# DIRECTION
State how many lines of the entries hold the string "указанным", and nothing more.

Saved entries
+++

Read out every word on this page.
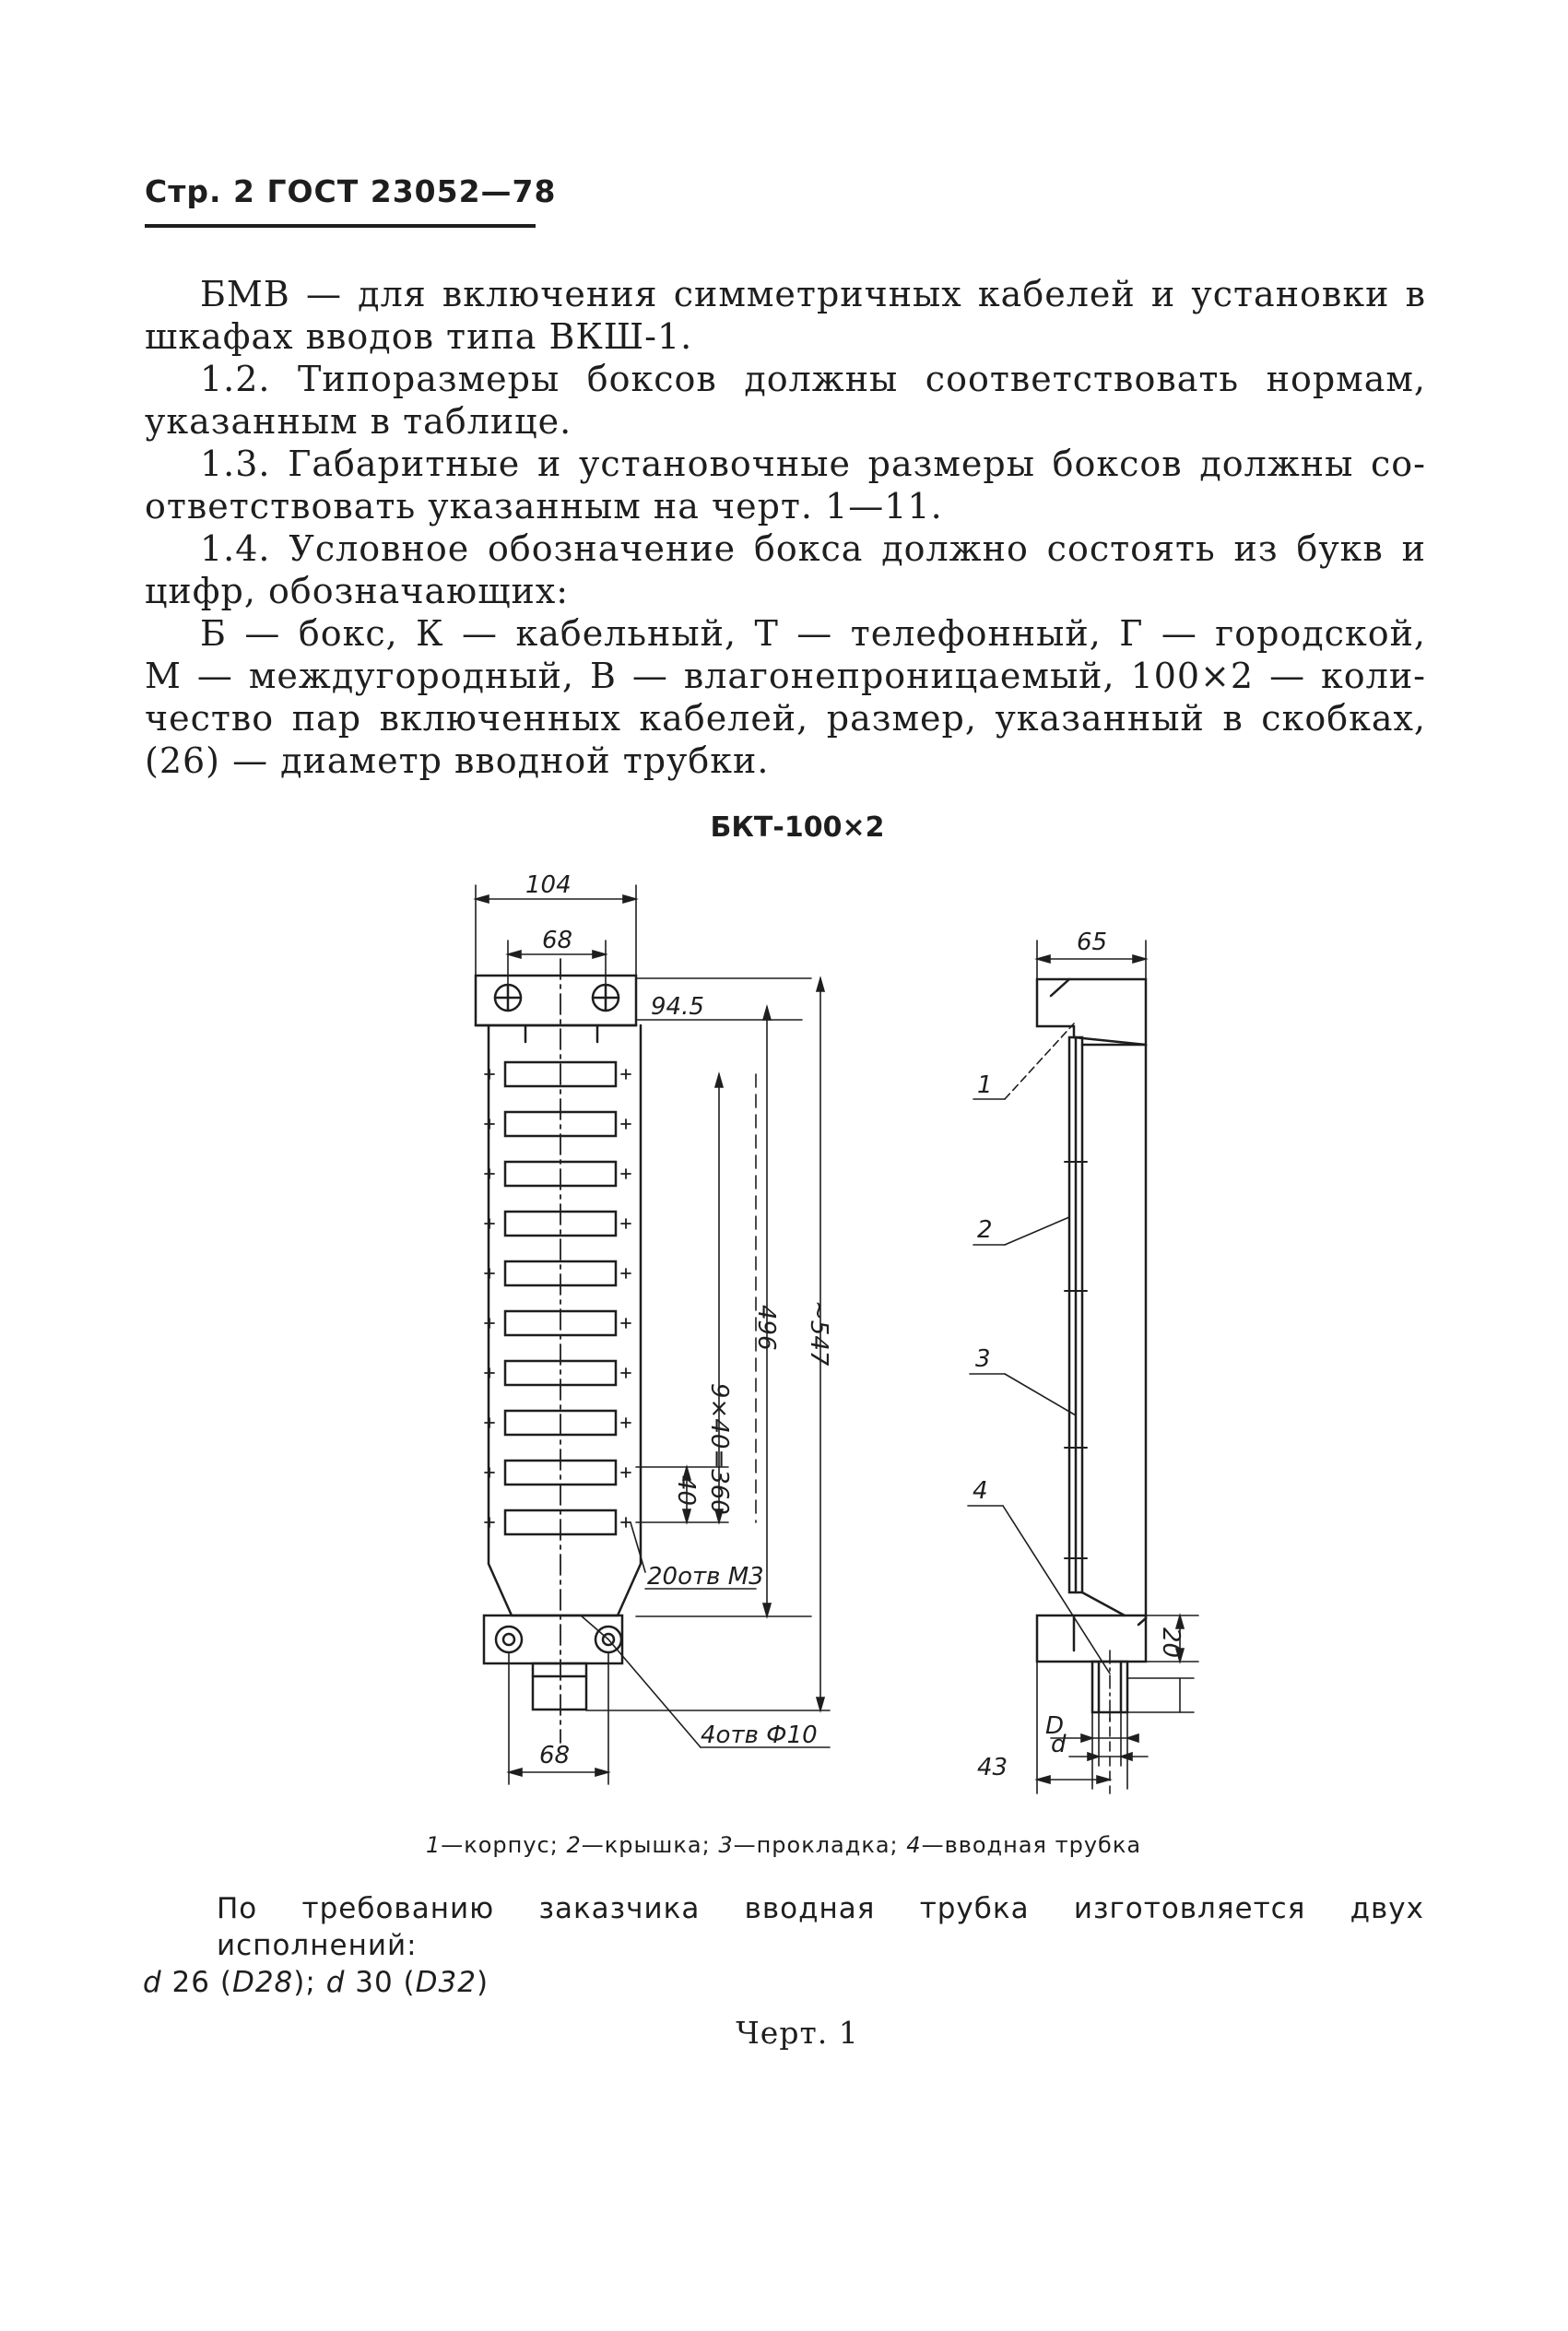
Стр. 2 ГОСТ 23052—78

БМВ — для включения симметричных кабелей и установки в

шкафах вводов типа ВКШ-1.

1.2. Типоразмеры боксов должны соответствовать нормам,

указанным в таблице.

1.3. Габаритные и установочные размеры боксов должны со-

ответствовать указанным на черт. 1—11.

1.4. Условное обозначение бокса должно состоять из букв и

цифр, обозначающих:

Б — бокс, К — кабельный, Т — телефонный, Г — городской,

М — междугородный, В — влагонепроницаемый, 100×2 — коли-

чество пар включенных кабелей, размер, указанный в скобках,

(26) — диаметр вводной трубки.

БКТ-100×2
104
68	65
94.5
9×40=360
496 ~547
40
20отв M3
68
4отв Ф10
20
D
d
43
1
2
3
4
1—корпус; 2—крышка; 3—прокладка; 4—вводная трубка

По требованию заказчика вводная трубка изготовляется двух исполнений:

d 26 (D28); d 30 (D32)

Черт. 1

+++

# ANSWER BELOW
2